*INPUT DATA*:

## Begin

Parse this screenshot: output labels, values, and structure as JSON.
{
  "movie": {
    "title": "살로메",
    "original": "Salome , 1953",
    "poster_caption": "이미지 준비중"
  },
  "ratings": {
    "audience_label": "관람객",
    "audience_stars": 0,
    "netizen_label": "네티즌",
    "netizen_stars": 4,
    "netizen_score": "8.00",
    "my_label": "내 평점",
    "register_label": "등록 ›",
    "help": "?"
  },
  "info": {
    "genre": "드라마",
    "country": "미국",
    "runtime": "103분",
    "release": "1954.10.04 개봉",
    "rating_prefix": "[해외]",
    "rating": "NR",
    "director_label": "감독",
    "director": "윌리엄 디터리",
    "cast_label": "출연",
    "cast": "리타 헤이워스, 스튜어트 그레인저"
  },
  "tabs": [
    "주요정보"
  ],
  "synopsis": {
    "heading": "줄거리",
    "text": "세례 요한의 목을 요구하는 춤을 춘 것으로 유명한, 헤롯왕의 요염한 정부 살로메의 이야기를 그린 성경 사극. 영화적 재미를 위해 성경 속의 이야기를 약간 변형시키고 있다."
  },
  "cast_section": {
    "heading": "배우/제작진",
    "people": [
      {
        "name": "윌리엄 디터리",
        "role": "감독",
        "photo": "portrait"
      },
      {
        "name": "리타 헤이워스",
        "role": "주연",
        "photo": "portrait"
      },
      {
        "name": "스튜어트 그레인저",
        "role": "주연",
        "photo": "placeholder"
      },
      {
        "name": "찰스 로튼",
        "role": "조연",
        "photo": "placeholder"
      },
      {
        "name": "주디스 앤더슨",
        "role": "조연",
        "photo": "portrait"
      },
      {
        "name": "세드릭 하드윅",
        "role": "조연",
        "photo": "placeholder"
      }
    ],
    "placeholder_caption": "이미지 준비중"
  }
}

## End

*EXERCISE PROMPT*: Every record above should be output exactly.

*ANSWER FOR THE TASK*:
Parse this screenshot: output labels, values, and structure as JSON.
{
  "movie": {
    "title": "살로메",
    "original": "Salome , 1953",
    "poster_caption": "이미지 준비중"
  },
  "ratings": {
    "audience_label": "관람객",
    "audience_stars": 0,
    "netizen_label": "네티즌",
    "netizen_stars": 4,
    "netizen_score": "8.00",
    "my_label": "내 평점",
    "register_label": "등록 ›",
    "help": "?"
  },
  "info": {
    "genre": "드라마",
    "country": "미국",
    "runtime": "103분",
    "release": "1954.10.04 개봉",
    "rating_prefix": "[해외]",
    "rating": "NR",
    "director_label": "감독",
    "director": "윌리엄 디터리",
    "cast_label": "출연",
    "cast": "리타 헤이워스, 스튜어트 그레인저"
  },
  "tabs": [
    "주요정보"
  ],
  "synopsis": {
    "heading": "줄거리",
    "text": "세례 요한의 목을 요구하는 춤을 춘 것으로 유명한, 헤롯왕의 요염한 정부 살로메의 이야기를 그린 성경 사극. 영화적 재미를 위해 성경 속의 이야기를 약간 변형시키고 있다."
  },
  "cast_section": {
    "heading": "배우/제작진",
    "people": [
      {
        "name": "윌리엄 디터리",
        "role": "감독",
        "photo": "portrait"
      },
      {
        "name": "리타 헤이워스",
        "role": "주연",
        "photo": "portrait"
      },
      {
        "name": "스튜어트 그레인저",
        "role": "주연",
        "photo": "placeholder"
      },
      {
        "name": "찰스 로튼",
        "role": "조연",
        "photo": "placeholder"
      },
      {
        "name": "주디스 앤더슨",
        "role": "조연",
        "photo": "portrait"
      },
      {
        "name": "세드릭 하드윅",
        "role": "조연",
        "photo": "placeholder"
      }
    ],
    "placeholder_caption": "이미지 준비중"
  }
}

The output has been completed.